*What is being asked*
Each record must be retyped in full. No character may differ.

*Material for the task*
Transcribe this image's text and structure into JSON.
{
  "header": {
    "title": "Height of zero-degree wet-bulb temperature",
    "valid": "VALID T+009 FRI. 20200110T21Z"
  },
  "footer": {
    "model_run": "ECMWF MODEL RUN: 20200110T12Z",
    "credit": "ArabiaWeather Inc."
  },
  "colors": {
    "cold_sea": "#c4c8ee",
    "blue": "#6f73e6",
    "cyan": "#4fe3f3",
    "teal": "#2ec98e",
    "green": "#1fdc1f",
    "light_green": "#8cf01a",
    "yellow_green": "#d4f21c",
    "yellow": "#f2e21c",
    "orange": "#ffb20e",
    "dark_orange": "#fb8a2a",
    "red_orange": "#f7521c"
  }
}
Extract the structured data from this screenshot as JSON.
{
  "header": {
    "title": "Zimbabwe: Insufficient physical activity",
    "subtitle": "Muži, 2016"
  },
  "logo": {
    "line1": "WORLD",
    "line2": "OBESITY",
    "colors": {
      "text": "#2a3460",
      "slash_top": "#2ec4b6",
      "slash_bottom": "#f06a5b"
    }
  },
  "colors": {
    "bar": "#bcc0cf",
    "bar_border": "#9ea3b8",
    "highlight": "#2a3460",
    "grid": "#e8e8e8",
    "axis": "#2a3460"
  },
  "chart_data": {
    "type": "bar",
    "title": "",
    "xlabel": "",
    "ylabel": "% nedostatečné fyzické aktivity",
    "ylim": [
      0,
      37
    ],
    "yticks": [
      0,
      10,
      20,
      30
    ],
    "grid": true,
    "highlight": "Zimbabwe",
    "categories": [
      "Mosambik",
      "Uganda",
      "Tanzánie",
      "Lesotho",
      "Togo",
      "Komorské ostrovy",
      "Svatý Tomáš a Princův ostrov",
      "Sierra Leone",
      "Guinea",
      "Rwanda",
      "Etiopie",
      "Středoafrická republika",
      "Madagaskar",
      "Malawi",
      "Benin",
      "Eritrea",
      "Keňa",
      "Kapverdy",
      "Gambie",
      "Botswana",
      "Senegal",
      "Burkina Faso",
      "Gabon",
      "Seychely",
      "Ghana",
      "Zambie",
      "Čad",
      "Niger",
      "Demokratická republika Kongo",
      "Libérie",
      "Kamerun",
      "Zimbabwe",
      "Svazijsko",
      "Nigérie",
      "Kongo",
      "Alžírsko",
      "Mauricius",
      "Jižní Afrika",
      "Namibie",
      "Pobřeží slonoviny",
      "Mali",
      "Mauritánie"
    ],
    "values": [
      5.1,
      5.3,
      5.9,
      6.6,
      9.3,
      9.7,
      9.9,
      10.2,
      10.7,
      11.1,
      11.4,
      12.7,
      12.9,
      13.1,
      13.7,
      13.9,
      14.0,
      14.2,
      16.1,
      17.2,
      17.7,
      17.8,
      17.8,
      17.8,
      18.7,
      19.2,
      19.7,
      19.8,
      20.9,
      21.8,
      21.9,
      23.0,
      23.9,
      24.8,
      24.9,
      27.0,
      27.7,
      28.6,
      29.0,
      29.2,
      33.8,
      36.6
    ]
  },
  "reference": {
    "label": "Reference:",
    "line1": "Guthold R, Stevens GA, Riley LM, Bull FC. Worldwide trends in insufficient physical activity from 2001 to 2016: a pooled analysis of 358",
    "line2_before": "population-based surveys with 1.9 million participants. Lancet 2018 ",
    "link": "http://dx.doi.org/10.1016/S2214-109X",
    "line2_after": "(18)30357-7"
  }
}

*Full response*
Transcribe this image's text and structure into JSON.
{
  "header": {
    "title": "Height of zero-degree wet-bulb temperature",
    "valid": "VALID T+009 FRI. 20200110T21Z"
  },
  "footer": {
    "model_run": "ECMWF MODEL RUN: 20200110T12Z",
    "credit": "ArabiaWeather Inc."
  },
  "colors": {
    "cold_sea": "#c4c8ee",
    "blue": "#6f73e6",
    "cyan": "#4fe3f3",
    "teal": "#2ec98e",
    "green": "#1fdc1f",
    "light_green": "#8cf01a",
    "yellow_green": "#d4f21c",
    "yellow": "#f2e21c",
    "orange": "#ffb20e",
    "dark_orange": "#fb8a2a",
    "red_orange": "#f7521c"
  }
}
Extract the structured data from this screenshot as JSON.
{
  "header": {
    "title": "Zimbabwe: Insufficient physical activity",
    "subtitle": "Muži, 2016"
  },
  "logo": {
    "line1": "WORLD",
    "line2": "OBESITY",
    "colors": {
      "text": "#2a3460",
      "slash_top": "#2ec4b6",
      "slash_bottom": "#f06a5b"
    }
  },
  "colors": {
    "bar": "#bcc0cf",
    "bar_border": "#9ea3b8",
    "highlight": "#2a3460",
    "grid": "#e8e8e8",
    "axis": "#2a3460"
  },
  "chart_data": {
    "type": "bar",
    "title": "",
    "xlabel": "",
    "ylabel": "% nedostatečné fyzické aktivity",
    "ylim": [
      0,
      37
    ],
    "yticks": [
      0,
      10,
      20,
      30
    ],
    "grid": true,
    "highlight": "Zimbabwe",
    "categories": [
      "Mosambik",
      "Uganda",
      "Tanzánie",
      "Lesotho",
      "Togo",
      "Komorské ostrovy",
      "Svatý Tomáš a Princův ostrov",
      "Sierra Leone",
      "Guinea",
      "Rwanda",
      "Etiopie",
      "Středoafrická republika",
      "Madagaskar",
      "Malawi",
      "Benin",
      "Eritrea",
      "Keňa",
      "Kapverdy",
      "Gambie",
      "Botswana",
      "Senegal",
      "Burkina Faso",
      "Gabon",
      "Seychely",
      "Ghana",
      "Zambie",
      "Čad",
      "Niger",
      "Demokratická republika Kongo",
      "Libérie",
      "Kamerun",
      "Zimbabwe",
      "Svazijsko",
      "Nigérie",
      "Kongo",
      "Alžírsko",
      "Mauricius",
      "Jižní Afrika",
      "Namibie",
      "Pobřeží slonoviny",
      "Mali",
      "Mauritánie"
    ],
    "values": [
      5.1,
      5.3,
      5.9,
      6.6,
      9.3,
      9.7,
      9.9,
      10.2,
      10.7,
      11.1,
      11.4,
      12.7,
      12.9,
      13.1,
      13.7,
      13.9,
      14.0,
      14.2,
      16.1,
      17.2,
      17.7,
      17.8,
      17.8,
      17.8,
      18.7,
      19.2,
      19.7,
      19.8,
      20.9,
      21.8,
      21.9,
      23.0,
      23.9,
      24.8,
      24.9,
      27.0,
      27.7,
      28.6,
      29.0,
      29.2,
      33.8,
      36.6
    ]
  },
  "reference": {
    "label": "Reference:",
    "line1": "Guthold R, Stevens GA, Riley LM, Bull FC. Worldwide trends in insufficient physical activity from 2001 to 2016: a pooled analysis of 358",
    "line2_before": "population-based surveys with 1.9 million participants. Lancet 2018 ",
    "link": "http://dx.doi.org/10.1016/S2214-109X",
    "line2_after": "(18)30357-7"
  }
}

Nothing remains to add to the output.